**TASK PROMPT:**
Please give the entries again in full and exactly, without any picture.
>> START STORED DATA
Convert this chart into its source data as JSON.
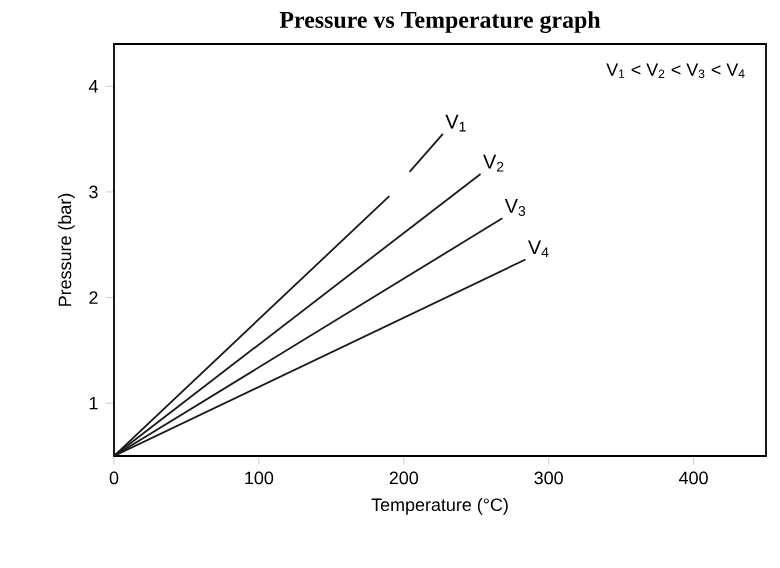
{
  "chart_data": {
    "type": "line",
    "title": "Pressure vs Temperature graph",
    "xlabel": "Temperature (°C)",
    "ylabel": "Pressure (bar)",
    "xlim": [
      0,
      450
    ],
    "ylim": [
      0.5,
      4.4
    ],
    "xticks": [
      0,
      100,
      200,
      300,
      400
    ],
    "yticks": [
      1,
      2,
      3,
      4
    ],
    "annotations": [
      "V$_{1}$ < V$_{2}$ < V$_{3}$ < V$_{4}$"
    ],
    "series": [
      {
        "name": "V$_{1}$",
        "color": "#1a1a1a",
        "x": [
          0,
          190,
          197,
          204,
          227
        ],
        "values": [
          0.5,
          2.96,
          null,
          3.19,
          3.55
        ]
      },
      {
        "name": "V$_{2}$",
        "color": "#1a1a1a",
        "x": [
          0,
          253
        ],
        "values": [
          0.5,
          3.17
        ]
      },
      {
        "name": "V$_{3}$",
        "color": "#1a1a1a",
        "x": [
          0,
          268
        ],
        "values": [
          0.5,
          2.75
        ]
      },
      {
        "name": "V$_{4}$",
        "color": "#1a1a1a",
        "x": [
          0,
          284
        ],
        "values": [
          0.5,
          2.36
        ]
      }
    ]
  }
}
>> END STORED DATA
**FINISHED EXERCISE:**
Convert this chart into its source data as JSON.
{
  "chart_data": {
    "type": "line",
    "title": "Pressure vs Temperature graph",
    "xlabel": "Temperature (°C)",
    "ylabel": "Pressure (bar)",
    "xlim": [
      0,
      450
    ],
    "ylim": [
      0.5,
      4.4
    ],
    "xticks": [
      0,
      100,
      200,
      300,
      400
    ],
    "yticks": [
      1,
      2,
      3,
      4
    ],
    "annotations": [
      "V$_{1}$ < V$_{2}$ < V$_{3}$ < V$_{4}$"
    ],
    "series": [
      {
        "name": "V$_{1}$",
        "color": "#1a1a1a",
        "x": [
          0,
          190,
          197,
          204,
          227
        ],
        "values": [
          0.5,
          2.96,
          null,
          3.19,
          3.55
        ]
      },
      {
        "name": "V$_{2}$",
        "color": "#1a1a1a",
        "x": [
          0,
          253
        ],
        "values": [
          0.5,
          3.17
        ]
      },
      {
        "name": "V$_{3}$",
        "color": "#1a1a1a",
        "x": [
          0,
          268
        ],
        "values": [
          0.5,
          2.75
        ]
      },
      {
        "name": "V$_{4}$",
        "color": "#1a1a1a",
        "x": [
          0,
          284
        ],
        "values": [
          0.5,
          2.36
        ]
      }
    ]
  }
}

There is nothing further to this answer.